• Text to read:
In a former posting ( Nabokov-L, Sept.17) I wrote : '... VN's curious
inversion of the standard "freudian symbolism". Instead of luring the
reader
into a regressive quest for red caves or padded rooms, like the one in
"The
Last Tango in Paris" movie, Nabokov describes the phoetus inside the
mother
as a "tiny madman in his padded cell." ( it reminded me of Beckett's
1955
observation: " we are all born mad, some remain so", in "Waiting for
Godot").'
Since I had not Beckett's book close at hand I tried to get the quote
thorugh the "Google" that led me to a site named: "The Quotations
Page".
The date offered with the quotation (1955) is incorrect.
I should have checked it first in the Wikipedia:Waiting for Godot ( En
attendant Godot, literally: While awaiting Godot), subtitled A
Tragicomedy
in Two Acts, is an absurdist play by Samuel Beckett, written in the late
1940s and first published in 1952. Beckett originally wrote the play in
French, his second language, and translated it into English in 1954.

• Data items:
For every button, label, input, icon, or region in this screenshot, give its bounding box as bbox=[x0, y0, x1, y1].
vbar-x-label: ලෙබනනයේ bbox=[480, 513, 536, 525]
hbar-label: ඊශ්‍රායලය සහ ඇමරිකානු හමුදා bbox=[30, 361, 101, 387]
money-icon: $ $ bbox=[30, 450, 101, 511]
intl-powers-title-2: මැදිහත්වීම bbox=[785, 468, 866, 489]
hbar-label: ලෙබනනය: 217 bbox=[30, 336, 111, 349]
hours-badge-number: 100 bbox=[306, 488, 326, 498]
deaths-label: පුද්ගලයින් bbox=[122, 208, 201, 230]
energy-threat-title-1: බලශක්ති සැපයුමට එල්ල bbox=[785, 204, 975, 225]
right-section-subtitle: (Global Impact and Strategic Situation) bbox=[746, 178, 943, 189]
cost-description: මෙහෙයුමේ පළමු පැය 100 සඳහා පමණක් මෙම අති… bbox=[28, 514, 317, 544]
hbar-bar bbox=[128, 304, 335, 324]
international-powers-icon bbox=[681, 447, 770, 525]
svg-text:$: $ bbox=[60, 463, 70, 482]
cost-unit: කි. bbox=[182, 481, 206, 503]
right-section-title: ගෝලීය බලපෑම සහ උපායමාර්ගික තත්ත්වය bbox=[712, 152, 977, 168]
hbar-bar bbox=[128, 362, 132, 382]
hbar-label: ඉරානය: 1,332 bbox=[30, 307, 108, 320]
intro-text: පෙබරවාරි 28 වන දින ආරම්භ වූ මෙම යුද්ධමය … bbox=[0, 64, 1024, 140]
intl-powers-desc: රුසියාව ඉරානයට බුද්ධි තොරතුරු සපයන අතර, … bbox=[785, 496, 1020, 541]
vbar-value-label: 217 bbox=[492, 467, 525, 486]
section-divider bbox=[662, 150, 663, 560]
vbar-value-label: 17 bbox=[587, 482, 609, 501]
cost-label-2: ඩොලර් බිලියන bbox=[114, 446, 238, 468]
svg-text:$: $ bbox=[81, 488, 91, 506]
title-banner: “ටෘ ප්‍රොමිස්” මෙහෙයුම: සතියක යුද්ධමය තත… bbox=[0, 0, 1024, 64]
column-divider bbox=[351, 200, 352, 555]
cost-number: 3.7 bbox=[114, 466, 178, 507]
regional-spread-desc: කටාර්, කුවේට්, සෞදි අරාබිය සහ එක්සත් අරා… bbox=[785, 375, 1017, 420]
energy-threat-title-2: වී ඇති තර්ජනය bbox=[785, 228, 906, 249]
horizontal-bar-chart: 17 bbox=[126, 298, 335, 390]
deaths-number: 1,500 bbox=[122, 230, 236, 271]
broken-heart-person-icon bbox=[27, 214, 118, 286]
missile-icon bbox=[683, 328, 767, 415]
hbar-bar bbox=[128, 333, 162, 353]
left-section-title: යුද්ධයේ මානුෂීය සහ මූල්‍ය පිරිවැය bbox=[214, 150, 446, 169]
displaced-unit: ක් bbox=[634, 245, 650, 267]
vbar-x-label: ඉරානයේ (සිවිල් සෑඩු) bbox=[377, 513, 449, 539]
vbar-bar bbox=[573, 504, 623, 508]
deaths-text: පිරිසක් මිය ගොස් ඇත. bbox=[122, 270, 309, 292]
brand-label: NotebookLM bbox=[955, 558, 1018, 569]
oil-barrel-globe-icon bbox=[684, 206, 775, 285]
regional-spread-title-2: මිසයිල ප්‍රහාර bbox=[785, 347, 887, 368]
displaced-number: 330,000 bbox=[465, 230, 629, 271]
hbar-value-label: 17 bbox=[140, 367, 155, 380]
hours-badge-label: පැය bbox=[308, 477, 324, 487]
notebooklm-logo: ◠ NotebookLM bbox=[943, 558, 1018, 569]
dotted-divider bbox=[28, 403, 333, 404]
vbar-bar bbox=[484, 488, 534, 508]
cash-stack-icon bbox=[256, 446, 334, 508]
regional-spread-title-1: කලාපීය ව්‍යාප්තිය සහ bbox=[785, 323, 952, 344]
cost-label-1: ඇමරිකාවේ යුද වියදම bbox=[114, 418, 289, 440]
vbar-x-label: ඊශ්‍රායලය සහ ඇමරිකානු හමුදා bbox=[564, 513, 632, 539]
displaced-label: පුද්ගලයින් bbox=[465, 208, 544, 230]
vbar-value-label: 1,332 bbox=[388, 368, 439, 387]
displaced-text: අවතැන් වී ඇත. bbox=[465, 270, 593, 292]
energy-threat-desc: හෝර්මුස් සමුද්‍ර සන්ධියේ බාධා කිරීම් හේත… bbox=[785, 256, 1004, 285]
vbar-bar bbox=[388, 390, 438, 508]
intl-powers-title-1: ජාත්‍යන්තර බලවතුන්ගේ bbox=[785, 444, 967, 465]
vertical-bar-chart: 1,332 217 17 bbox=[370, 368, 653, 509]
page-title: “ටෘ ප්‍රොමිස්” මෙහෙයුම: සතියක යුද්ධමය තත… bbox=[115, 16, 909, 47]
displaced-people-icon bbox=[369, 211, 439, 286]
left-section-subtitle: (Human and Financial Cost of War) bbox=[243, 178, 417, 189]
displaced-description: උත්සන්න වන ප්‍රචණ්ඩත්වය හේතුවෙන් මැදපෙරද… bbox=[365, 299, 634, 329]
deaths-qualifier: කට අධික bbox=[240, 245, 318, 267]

• Given request 1: Copy out the whole Nabokov-L post about the Beckett quote word for word.
• Given request 2: Rewrite the data items from their first line through the line containing "energy-threat-title-1: බලශක්ති සැපයුමට", changing "bounding box" to "enclosing box" and leaving everything else the same. Give only those lines.

• Reply 1:
In a former posting ( Nabokov-L, Sept.17) I wrote : '... VN's curious
inversion of the standard "freudian symbolism". Instead of luring the
reader
into a regressive quest for red caves or padded rooms, like the one in
"The
Last Tango in Paris" movie, Nabokov describes the phoetus inside the
mother
as a "tiny madman in his padded cell." ( it reminded me of Beckett's
1955
observation: " we are all born mad, some remain so", in "Waiting for
Godot").'
Since I had not Beckett's book close at hand I tried to get the quote
thorugh the "Google" that led me to a site named: "The Quotations
Page".
The date offered with the quotation (1955) is incorrect.
I should have checked it first in the Wikipedia:Waiting for Godot ( En
attendant Godot, literally: While awaiting Godot), subtitled A
Tragicomedy
in Two Acts, is an absurdist play by Samuel Beckett, written in the late
1940s and first published in 1952. Beckett originally wrote the play in
French, his second language, and translated it into English in 1954.

• Reply 2:
For every button, label, input, icon, or region in this screenshot, give its enclosing box as bbox=[x0, y0, x1, y1].
vbar-x-label: ලෙබනනයේ bbox=[480, 513, 536, 525]
hbar-label: ඊශ්‍රායලය සහ ඇමරිකානු හමුදා bbox=[30, 361, 101, 387]
money-icon: $ $ bbox=[30, 450, 101, 511]
intl-powers-title-2: මැදිහත්වීම bbox=[785, 468, 866, 489]
hbar-label: ලෙබනනය: 217 bbox=[30, 336, 111, 349]
hours-badge-number: 100 bbox=[306, 488, 326, 498]
deaths-label: පුද්ගලයින් bbox=[122, 208, 201, 230]
energy-threat-title-1: බලශක්ති සැපයුමට එල්ල bbox=[785, 204, 975, 225]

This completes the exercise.